• **Document text**:
^^^^

- A database does not rule out putting commands in tables. To do this for a database setup, I would probably have the clients poll a central server(s) periodically and/or when they are done with any current requests. Maybe each client has a list of servers to use in case the primary one is down or too overloaded to take requests. I helped build a modem-based system to do something like this once. Each client was given a list of modems to try. The lists rotated the priority such that different clients would try a different modem first. They would keep trying the modems round-robin until either they got a confirmation message from the server that it received the sent info, or until a set time-out period was reached.
- Yes, that works fine for many situations, although I sense a client/server bias in the description. It might help to think of nodes in an MQA as closer to a peer-to-peer model than a client/server model. The central table approach changes command distribution from a push to a pull model; and with a pull model comes polling, which may not scale well. Also note that an MQA allows us to push multiple commands to each node so that they are waiting for pickup, even if the controlling node is taken down after the commands are sent. In this case, a processing node can complete one work item, post the results to a queue, and pick up the next item, all while the controller is down. When the controller comes back up it picks up all queued results, starts pushing out more commands, and everyone is happy.
- If it is asychronous and distributed and we don't care about things such as transactional integrity, then why not use email to send messages? By the way, polling is probably used anyhow even if not explicitly programmed by the application arranger.
- You could use e-mail. In fact an MQ system might use e-mail as a transport, but hide that from the application. I have written two MQ systems for different employers. The first supported multiple transport mechanisms, one was e-mail, the other was files sent over an NFS. The second MQ system I wrote used direct TCP/IP connections for transport and local files for persistance. The point of having an MQ system is not to invent some new method of moving data, but to abstract it from the applications in the system and make guarantees about delivery and availability. Polling: The first MQ system I wrote did use polling because it had to dial the modem every few hours to check for e-mail. The second system, however, allows clients to connect to the local MQ daemon and request a message from a queue. If no message is available the application blocks on a network read and goes to sleep until the daemon wakes it up by sending data. There may be polling going on in the TCP/IP implementation, but it's all local to the box and low cost. From the application's point of view, however, it's a blocking call.
- Well, most shops are familiar with email, RDBMS, and FTP (at least the ones I deal with). MQA introduces a foreign concept/protocol into the mix. Unless it is trivial and/or introduces a great benefit, I say go with one of those 3 (or a combo). At least one is bound to come pretty close to what is needed (although once-in-a-blue-moon needs do happen with anything) and at least two are open-standards with OSS solutions.

^^^^

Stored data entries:
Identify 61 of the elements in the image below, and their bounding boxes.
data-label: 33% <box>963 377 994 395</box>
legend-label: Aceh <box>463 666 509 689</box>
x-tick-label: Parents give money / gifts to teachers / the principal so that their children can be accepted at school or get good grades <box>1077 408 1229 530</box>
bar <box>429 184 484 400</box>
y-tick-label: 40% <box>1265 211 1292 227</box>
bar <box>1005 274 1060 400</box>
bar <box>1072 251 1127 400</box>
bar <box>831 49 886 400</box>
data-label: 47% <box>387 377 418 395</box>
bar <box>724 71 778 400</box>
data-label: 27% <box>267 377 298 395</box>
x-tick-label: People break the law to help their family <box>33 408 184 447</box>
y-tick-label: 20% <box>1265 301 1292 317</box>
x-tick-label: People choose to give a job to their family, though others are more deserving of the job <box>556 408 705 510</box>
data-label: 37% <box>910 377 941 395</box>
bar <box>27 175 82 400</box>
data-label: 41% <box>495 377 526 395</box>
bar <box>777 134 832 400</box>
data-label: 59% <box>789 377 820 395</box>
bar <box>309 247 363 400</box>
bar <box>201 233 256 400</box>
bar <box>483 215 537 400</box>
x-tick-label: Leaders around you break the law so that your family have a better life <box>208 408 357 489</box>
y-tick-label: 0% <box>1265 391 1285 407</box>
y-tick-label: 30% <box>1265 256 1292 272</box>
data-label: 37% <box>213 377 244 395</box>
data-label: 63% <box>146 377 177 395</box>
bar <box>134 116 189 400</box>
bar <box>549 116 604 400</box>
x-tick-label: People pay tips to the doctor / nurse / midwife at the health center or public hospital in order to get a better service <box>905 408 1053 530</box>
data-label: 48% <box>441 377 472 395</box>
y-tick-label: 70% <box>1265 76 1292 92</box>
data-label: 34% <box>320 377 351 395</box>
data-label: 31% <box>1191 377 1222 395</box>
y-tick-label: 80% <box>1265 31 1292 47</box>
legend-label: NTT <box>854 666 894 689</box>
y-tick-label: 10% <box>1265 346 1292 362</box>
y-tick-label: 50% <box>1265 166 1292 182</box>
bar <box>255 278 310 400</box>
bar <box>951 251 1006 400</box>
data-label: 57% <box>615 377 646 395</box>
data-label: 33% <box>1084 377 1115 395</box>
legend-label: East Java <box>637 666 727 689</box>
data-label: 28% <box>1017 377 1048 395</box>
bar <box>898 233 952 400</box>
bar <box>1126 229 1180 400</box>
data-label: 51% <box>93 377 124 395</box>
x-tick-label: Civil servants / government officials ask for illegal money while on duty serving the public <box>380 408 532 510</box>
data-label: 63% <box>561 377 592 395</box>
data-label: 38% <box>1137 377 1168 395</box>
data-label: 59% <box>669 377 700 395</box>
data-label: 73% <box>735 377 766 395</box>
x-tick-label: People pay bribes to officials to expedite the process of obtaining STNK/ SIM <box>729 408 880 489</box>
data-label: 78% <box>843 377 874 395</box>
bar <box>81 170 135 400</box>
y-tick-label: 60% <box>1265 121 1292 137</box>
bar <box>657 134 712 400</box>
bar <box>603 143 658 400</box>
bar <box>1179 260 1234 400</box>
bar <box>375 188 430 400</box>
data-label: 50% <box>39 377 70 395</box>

^^^^

• **Try it**:
Answer these questions about the message-queue discussion:
1. How did the different clients in the modem-based system end up trying a different modem first?
2. What two transport mechanisms did the first MQ system support?
3. Which three things are most shops said to be familiar with?
You can ignore the records.

• **Final answer**:
1. The lists rotated the priority.
2. E-mail and files sent over an NFS.
3. Email, RDBMS, and FTP.